-------- SUPPLIED RECORDS --------

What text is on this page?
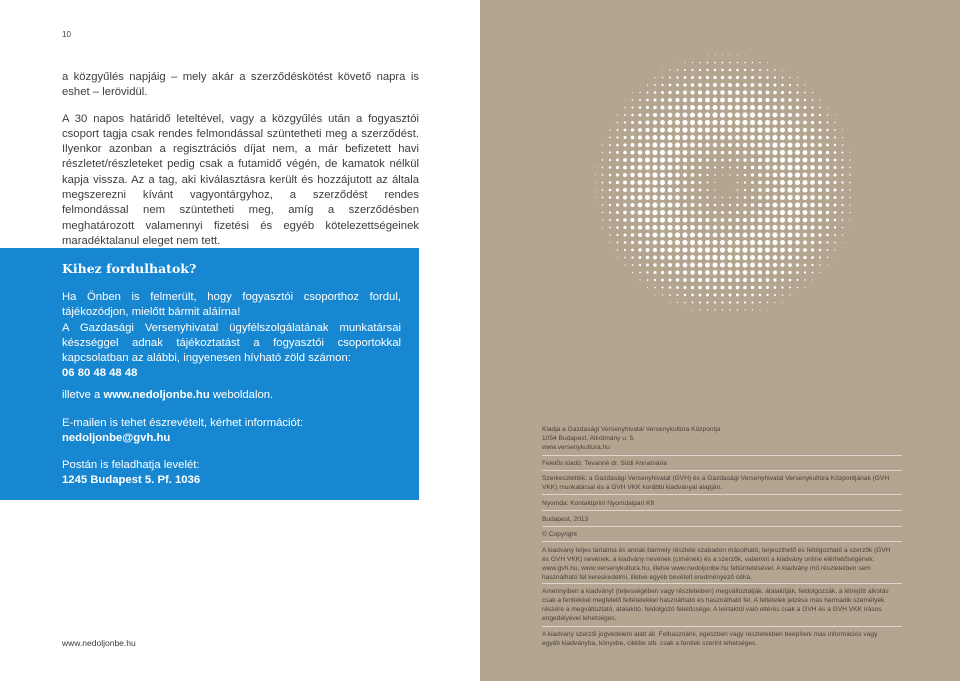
10

a közgyűlés napjáig – mely akár a szerződéskötést követő napra is eshet – lerövidül.

A 30 napos határidő leteltével, vagy a közgyűlés után a fogyasztói csoport tagja csak rendes felmondással szüntetheti meg a szerződést. Ilyenkor azonban a regisztrációs díjat nem, a már befizetett havi részletet/részleteket pedig csak a futamidő végén, de kamatok nélkül kapja vissza. Az a tag, aki kiválasztásra került és hozzájutott az általa megszerezni kívánt vagyontárgyhoz, a szerződést rendes felmondással nem szüntetheti meg, amíg a szerződésben meghatározott valamennyi fizetési és egyéb kötelezettségeinek maradéktalanul eleget nem tett.

Kihez fordulhatok?

Ha Önben is felmerült, hogy fogyasztói csoporthoz fordul, tájékozódjon, mielőtt bármit aláírna!

A Gazdasági Versenyhivatal ügyfélszolgálatának munkatársai készséggel adnak tájékoztatást a fogyasztói csoportokkal kapcsolatban az alábbi, ingyenesen hívható zöld számon:

06 80 48 48 48

illetve a www.nedoljonbe.hu weboldalon.

E-mailen is tehet észrevételt, kérhet információt:

nedoljonbe@gvh.hu

Postán is feladhatja levelét:

1245 Budapest 5. Pf. 1036

www.nedoljonbe.hu

Kiadja a Gazdasági Versenyhivatal Versenykultúra Központja

1054 Budapest, Alkotmány u. 5.

www.versenykultura.hu

Felelős kiadó: Tevanné dr. Südi Annamária
Szerkesztették: a Gazdasági Versenyhivatal (GVH) és a Gazdasági Versenyhivatal Versenykultúra Központjának (GVH VKK) munkatársai és a GVH VKK korábbi kiadványai alapján.
Nyomda: Kontaktprint Nyomdaipari Kft
Budapest, 2013
© Copyright
A kiadvány teljes tartalma és annak bármely részlete szabadon másolható, terjeszthető és felolgozható a szerzők (GVH és GVH VKK) nevének, a kiadvány nevének (címének) és a szerzők, valamint a kiadvány online elérhetőségének: www.gvh.hu, www.versenykultura.hu, illetve www.nedoljonbe.hu feltüntetésével. A kiadvány mű részleteiben sem használható fel kereskedelmi, illetve egyéb bevételt eredményező célra.
Amennyiben a kiadványt (teljességében vagy részleteiben) megváltoztatják, átalakítják, feldolgozzák, a létrejött alkotás csak a fentiekkel megfelelő feltételekkel használható és használható fel. A feltételek jelzése más harmadik személyek részére a megváltoztató, átalakító, feldolgozó felelőssége. A leírtaktól való eltérés csak a GVH és a GVH VKK írásos engedélyével lehetséges.
A kiadvány szerzői jogvédelem alatt áll. Felhasználni, egészben vagy részletekben beépíteni más információs vagy egyéb kiadványba, könyvbe, cikkbe stb. csak a fentiek szerint lehetséges.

--------

Identify each line of the material where the word "lehetséges" shows up, and copy it.

Amennyiben a kiadványt (teljességében vagy részleteiben) megváltoztatják, átalakítják, feldolgozzák, a létrejött alkotás csak a fentiekkel megfelelő feltételekkel használható és használható fel. A feltételek jelzése más harmadik személyek részére a megváltoztató, átalakító, feldolgozó felelőssége. A leírtaktól való eltérés csak a GVH és a GVH VKK írásos engedélyével lehetséges.
A kiadvány szerzői jogvédelem alatt áll. Felhasználni, egészben vagy részletekben beépíteni más információs vagy egyéb kiadványba, könyvbe, cikkbe stb. csak a fentiek szerint lehetséges.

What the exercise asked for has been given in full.